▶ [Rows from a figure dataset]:
— START —

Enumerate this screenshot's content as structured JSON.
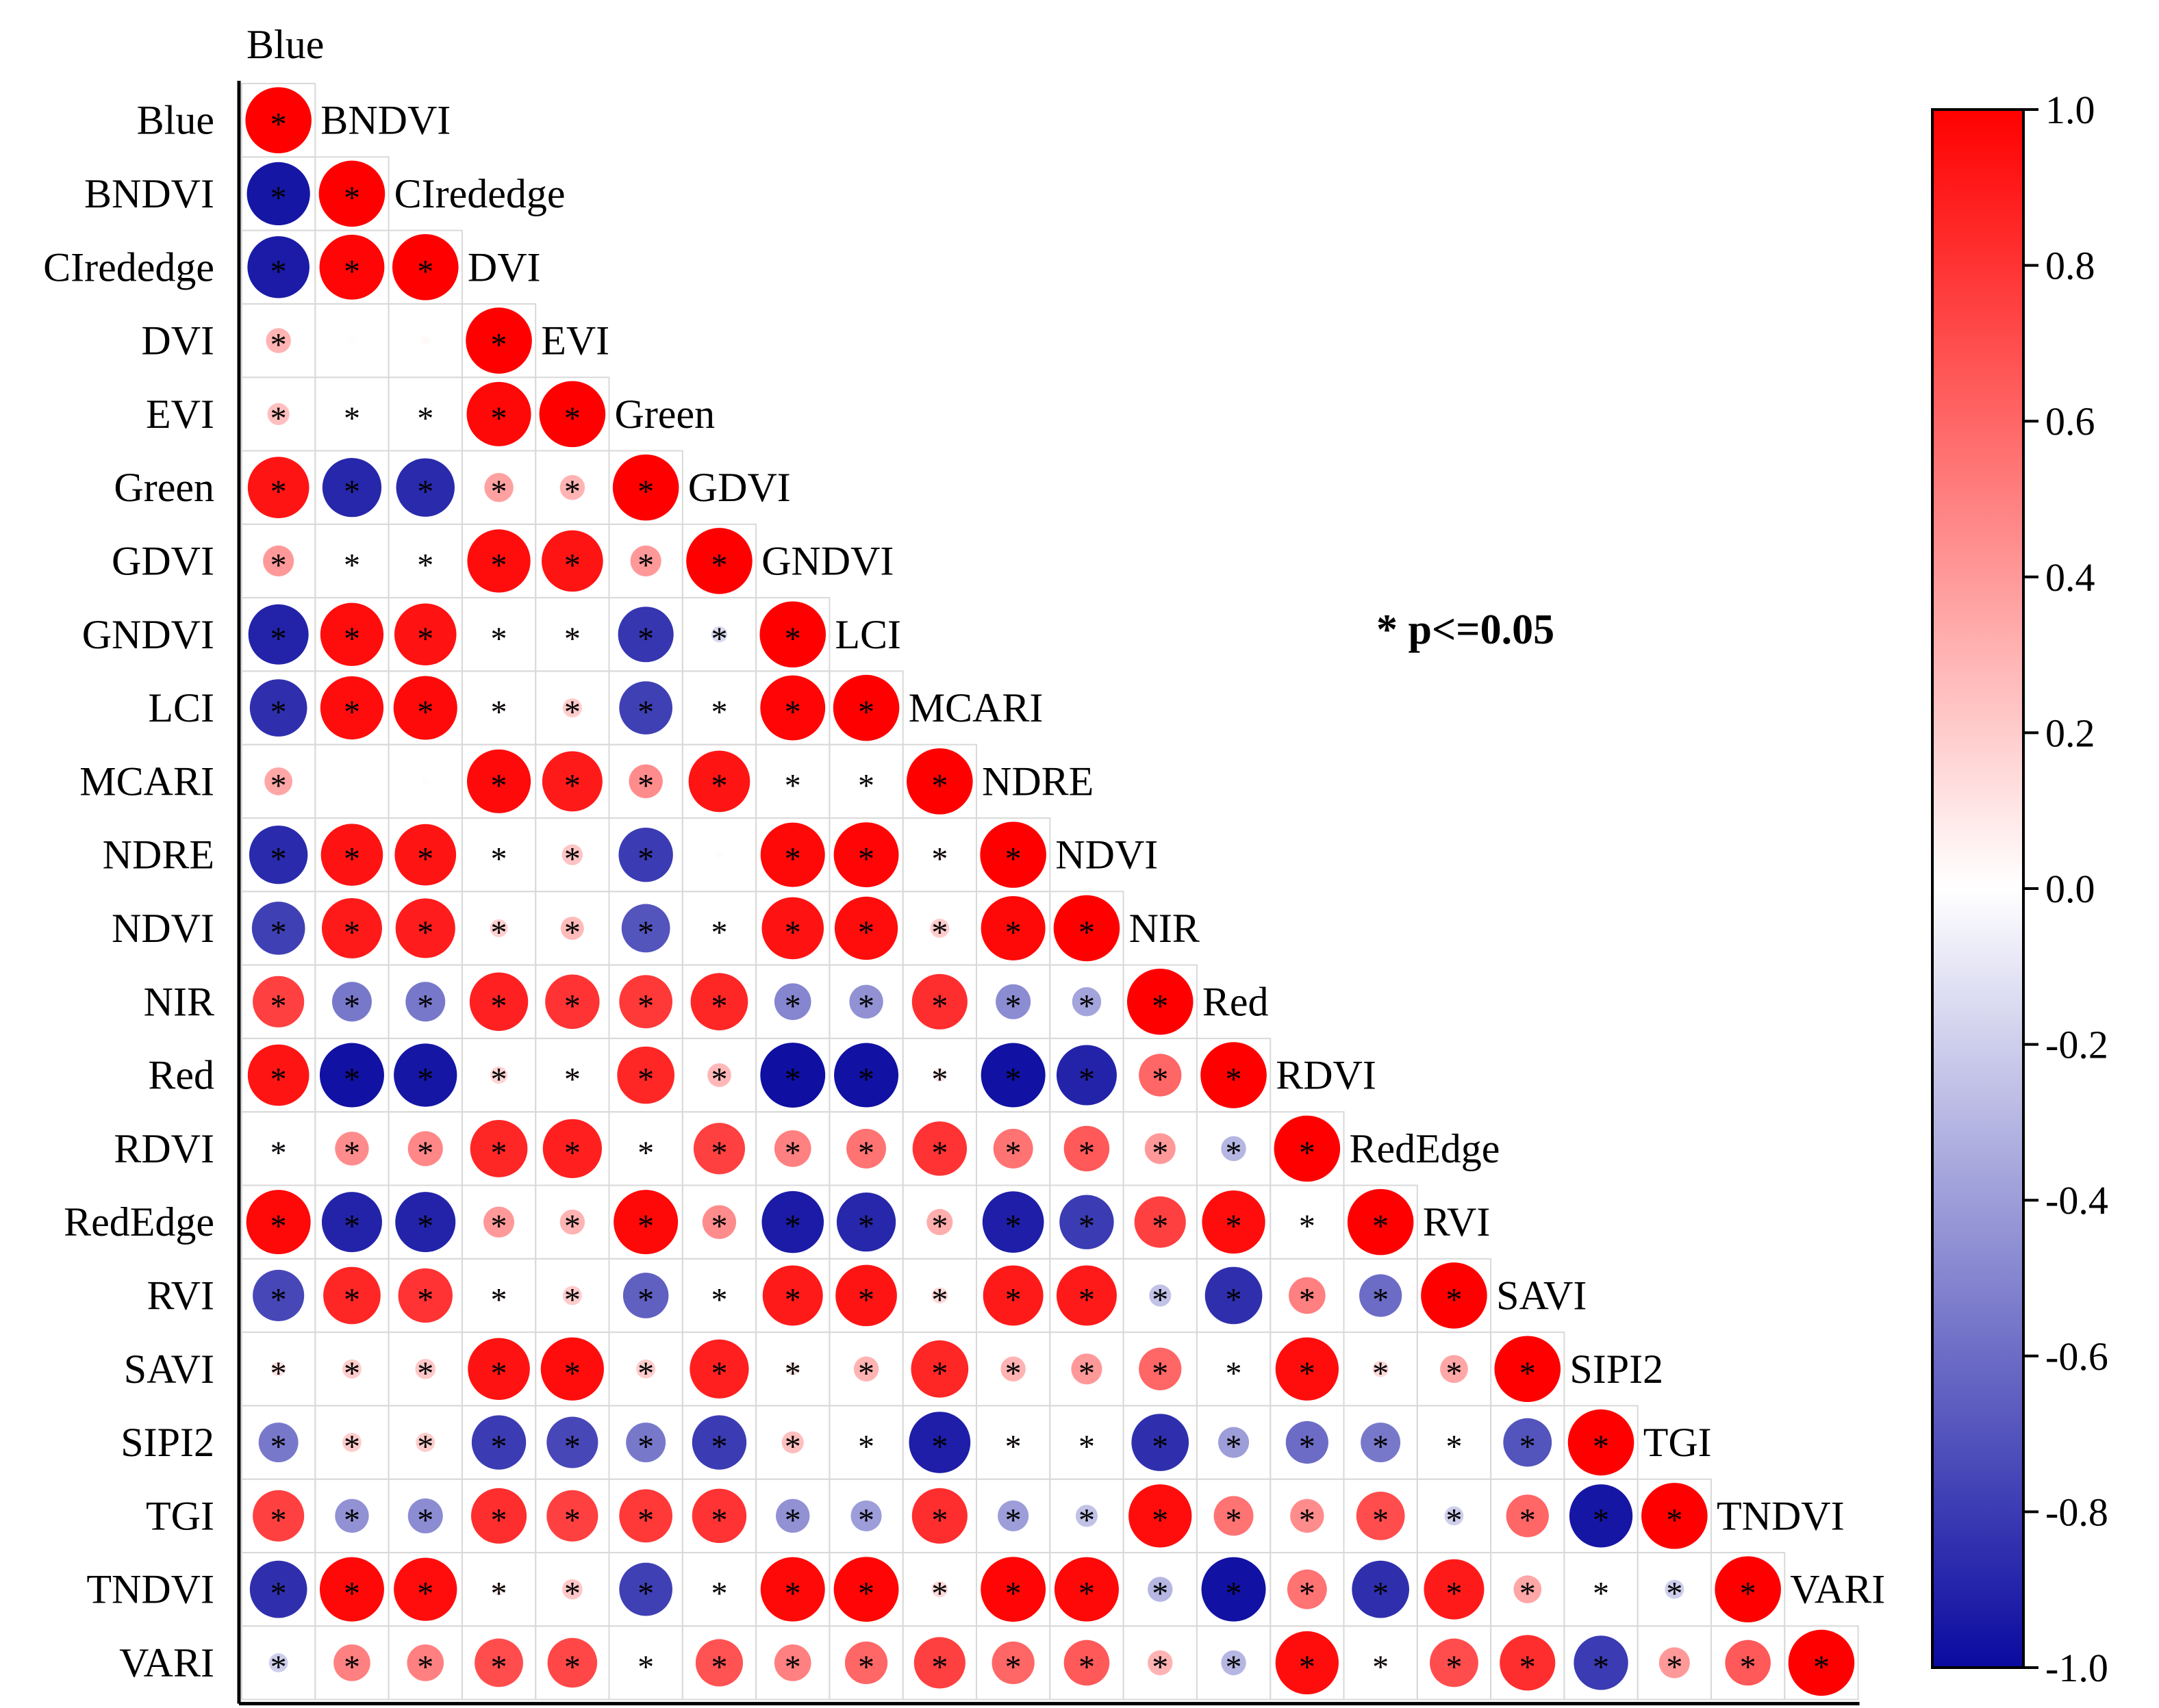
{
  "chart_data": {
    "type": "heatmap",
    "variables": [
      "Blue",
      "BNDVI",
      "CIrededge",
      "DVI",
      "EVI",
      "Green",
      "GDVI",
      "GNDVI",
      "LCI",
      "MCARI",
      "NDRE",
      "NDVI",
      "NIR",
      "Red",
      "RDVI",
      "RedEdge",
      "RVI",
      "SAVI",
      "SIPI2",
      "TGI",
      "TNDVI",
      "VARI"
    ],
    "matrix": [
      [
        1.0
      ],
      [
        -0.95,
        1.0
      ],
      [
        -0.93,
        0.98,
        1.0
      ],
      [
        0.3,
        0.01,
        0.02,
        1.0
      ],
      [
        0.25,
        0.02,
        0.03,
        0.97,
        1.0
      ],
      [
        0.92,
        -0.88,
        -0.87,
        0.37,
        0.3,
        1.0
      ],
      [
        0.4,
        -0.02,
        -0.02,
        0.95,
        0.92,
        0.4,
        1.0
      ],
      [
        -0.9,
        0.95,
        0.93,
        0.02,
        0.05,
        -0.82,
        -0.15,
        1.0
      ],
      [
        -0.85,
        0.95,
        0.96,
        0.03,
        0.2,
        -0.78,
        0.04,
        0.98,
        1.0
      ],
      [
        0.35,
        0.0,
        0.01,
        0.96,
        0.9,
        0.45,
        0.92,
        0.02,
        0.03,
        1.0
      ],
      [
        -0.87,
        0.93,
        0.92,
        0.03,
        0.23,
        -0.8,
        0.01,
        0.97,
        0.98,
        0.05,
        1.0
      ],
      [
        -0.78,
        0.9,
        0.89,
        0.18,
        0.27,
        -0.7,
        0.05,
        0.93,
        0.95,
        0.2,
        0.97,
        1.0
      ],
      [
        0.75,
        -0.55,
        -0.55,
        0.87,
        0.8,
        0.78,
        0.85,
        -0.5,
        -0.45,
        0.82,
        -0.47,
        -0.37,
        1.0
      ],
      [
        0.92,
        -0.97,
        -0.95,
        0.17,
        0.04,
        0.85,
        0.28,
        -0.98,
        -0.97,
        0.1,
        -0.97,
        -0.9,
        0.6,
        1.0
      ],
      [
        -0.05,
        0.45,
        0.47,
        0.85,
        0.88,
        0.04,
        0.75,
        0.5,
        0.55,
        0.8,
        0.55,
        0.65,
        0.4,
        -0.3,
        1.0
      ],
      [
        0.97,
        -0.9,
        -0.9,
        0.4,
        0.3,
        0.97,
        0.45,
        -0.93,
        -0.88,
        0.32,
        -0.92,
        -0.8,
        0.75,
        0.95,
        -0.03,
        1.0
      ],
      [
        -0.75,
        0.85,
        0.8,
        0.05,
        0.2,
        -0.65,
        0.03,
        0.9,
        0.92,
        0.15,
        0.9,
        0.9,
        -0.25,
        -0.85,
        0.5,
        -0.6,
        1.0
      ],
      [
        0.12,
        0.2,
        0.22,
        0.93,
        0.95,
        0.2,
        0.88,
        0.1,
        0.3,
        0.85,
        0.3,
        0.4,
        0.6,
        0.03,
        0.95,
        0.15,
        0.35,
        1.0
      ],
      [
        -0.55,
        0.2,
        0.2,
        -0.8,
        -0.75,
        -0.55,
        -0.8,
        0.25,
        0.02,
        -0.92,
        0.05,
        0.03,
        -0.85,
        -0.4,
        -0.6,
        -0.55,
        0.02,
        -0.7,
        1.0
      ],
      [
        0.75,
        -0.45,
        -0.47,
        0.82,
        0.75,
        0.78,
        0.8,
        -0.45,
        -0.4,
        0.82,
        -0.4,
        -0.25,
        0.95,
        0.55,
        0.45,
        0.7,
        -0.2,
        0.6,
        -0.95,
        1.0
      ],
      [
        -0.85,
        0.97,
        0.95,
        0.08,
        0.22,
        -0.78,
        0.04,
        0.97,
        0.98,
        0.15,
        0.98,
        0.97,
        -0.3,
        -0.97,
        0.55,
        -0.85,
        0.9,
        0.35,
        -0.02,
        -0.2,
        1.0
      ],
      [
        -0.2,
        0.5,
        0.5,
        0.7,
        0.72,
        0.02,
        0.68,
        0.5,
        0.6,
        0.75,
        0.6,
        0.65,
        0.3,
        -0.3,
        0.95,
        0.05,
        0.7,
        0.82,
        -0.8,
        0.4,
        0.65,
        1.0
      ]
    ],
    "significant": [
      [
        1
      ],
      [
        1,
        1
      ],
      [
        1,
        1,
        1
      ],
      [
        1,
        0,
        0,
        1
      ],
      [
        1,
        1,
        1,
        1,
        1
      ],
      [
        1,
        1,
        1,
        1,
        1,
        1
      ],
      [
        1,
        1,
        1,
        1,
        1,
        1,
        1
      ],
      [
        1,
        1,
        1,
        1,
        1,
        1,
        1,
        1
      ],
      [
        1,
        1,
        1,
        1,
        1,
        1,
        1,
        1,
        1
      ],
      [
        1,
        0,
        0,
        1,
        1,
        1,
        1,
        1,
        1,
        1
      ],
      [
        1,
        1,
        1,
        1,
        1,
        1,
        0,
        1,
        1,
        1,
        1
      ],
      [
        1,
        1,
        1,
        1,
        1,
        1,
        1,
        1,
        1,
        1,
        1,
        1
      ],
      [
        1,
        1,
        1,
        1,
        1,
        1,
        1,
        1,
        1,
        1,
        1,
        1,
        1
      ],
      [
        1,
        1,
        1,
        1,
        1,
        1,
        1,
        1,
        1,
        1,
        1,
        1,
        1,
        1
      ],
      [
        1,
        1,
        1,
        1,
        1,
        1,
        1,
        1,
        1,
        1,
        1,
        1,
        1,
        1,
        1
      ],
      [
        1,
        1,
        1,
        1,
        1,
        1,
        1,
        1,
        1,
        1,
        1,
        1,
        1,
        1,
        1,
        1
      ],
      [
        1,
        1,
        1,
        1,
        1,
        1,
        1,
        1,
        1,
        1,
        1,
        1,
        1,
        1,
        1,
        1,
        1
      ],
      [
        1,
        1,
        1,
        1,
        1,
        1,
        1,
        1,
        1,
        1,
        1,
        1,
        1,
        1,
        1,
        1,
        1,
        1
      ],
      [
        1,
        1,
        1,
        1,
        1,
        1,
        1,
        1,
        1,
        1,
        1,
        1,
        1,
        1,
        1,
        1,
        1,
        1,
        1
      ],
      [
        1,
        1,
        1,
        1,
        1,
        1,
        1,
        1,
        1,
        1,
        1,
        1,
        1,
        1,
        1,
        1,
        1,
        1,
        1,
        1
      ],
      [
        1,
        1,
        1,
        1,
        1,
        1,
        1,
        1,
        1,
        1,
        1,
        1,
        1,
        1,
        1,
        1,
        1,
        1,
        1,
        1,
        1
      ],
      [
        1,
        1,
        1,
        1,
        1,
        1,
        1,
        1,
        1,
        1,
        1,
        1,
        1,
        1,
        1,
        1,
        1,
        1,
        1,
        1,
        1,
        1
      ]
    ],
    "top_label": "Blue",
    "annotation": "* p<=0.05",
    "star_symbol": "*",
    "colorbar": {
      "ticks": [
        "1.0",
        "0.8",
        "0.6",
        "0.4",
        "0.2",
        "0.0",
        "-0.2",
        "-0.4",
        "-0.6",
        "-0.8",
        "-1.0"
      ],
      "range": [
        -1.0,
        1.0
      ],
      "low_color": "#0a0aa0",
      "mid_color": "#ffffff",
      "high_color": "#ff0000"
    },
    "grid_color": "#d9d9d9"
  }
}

— END —
— START —

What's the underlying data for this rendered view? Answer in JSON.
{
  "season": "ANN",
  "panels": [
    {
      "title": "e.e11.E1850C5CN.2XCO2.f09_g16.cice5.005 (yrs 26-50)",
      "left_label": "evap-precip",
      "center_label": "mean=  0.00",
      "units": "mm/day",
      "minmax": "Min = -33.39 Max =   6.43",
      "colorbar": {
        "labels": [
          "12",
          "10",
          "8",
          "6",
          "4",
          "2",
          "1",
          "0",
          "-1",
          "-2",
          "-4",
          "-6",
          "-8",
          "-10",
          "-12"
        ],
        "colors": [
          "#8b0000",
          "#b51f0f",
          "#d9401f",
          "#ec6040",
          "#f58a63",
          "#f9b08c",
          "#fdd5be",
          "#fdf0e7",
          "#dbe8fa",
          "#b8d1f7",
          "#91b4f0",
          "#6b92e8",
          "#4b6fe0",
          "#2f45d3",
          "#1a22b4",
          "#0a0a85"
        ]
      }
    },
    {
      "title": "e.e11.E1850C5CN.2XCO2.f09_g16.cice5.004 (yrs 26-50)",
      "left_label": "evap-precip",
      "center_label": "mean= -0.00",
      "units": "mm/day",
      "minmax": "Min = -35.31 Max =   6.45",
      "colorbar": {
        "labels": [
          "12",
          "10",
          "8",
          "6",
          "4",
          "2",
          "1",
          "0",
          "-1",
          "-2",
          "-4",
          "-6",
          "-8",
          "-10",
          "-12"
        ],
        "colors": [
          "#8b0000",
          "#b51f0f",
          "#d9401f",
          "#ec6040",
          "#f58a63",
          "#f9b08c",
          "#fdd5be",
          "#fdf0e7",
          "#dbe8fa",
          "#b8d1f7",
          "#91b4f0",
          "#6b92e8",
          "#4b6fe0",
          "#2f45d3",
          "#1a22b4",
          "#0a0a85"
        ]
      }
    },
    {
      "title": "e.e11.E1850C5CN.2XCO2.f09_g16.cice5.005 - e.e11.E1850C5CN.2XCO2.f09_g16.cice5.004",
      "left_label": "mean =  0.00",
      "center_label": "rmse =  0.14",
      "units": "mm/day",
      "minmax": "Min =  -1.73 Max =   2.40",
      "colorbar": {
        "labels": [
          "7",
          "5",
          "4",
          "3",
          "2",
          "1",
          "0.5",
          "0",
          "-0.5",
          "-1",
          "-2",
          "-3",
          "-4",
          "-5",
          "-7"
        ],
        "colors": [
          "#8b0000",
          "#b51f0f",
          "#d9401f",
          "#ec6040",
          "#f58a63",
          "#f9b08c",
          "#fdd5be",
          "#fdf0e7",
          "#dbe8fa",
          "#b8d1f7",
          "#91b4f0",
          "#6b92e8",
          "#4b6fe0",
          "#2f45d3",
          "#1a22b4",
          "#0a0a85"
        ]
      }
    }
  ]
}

— END —
— START —

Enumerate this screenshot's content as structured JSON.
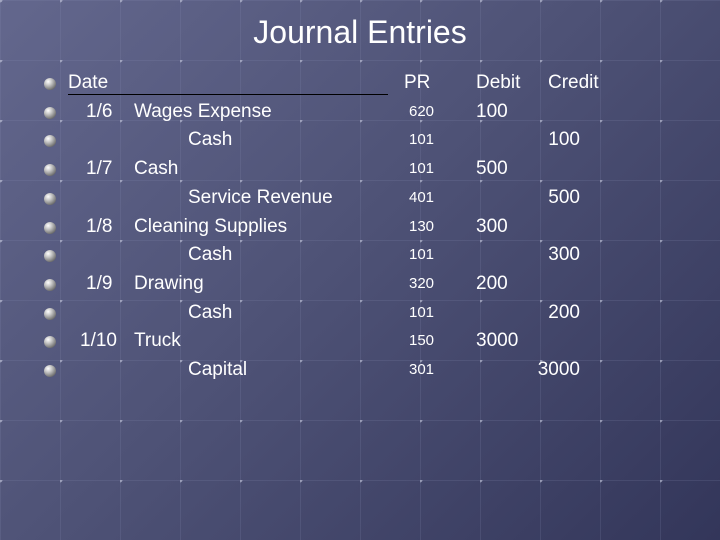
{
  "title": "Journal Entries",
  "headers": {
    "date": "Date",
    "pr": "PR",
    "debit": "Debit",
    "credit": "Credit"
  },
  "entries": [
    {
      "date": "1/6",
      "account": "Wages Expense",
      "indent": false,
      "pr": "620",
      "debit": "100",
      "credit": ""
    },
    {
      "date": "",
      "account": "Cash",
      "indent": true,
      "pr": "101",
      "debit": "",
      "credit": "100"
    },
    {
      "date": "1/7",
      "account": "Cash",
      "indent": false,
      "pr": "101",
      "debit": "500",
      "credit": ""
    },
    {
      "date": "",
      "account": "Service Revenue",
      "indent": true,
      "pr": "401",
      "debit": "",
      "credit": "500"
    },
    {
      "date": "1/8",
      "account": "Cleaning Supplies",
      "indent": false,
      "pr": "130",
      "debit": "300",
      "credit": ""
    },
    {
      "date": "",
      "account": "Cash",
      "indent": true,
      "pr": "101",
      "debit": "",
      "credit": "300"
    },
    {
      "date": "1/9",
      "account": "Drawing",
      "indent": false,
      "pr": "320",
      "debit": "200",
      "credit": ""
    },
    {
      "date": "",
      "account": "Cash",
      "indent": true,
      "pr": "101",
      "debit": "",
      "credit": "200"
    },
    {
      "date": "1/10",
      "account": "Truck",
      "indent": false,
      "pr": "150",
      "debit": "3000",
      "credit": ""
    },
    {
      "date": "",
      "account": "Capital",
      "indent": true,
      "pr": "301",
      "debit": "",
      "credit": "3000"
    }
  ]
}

— END —

▶ [What needs to be done]: Identify every line where the string "account" appears.

▶ [Task answer]:
      "account": "Wages Expense",
      "account": "Cash",
      "account": "Cash",
      "account": "Service Revenue",
      "account": "Cleaning Supplies",
      "account": "Cash",
      "account": "Drawing",
      "account": "Cash",
      "account": "Truck",
      "account": "Capital",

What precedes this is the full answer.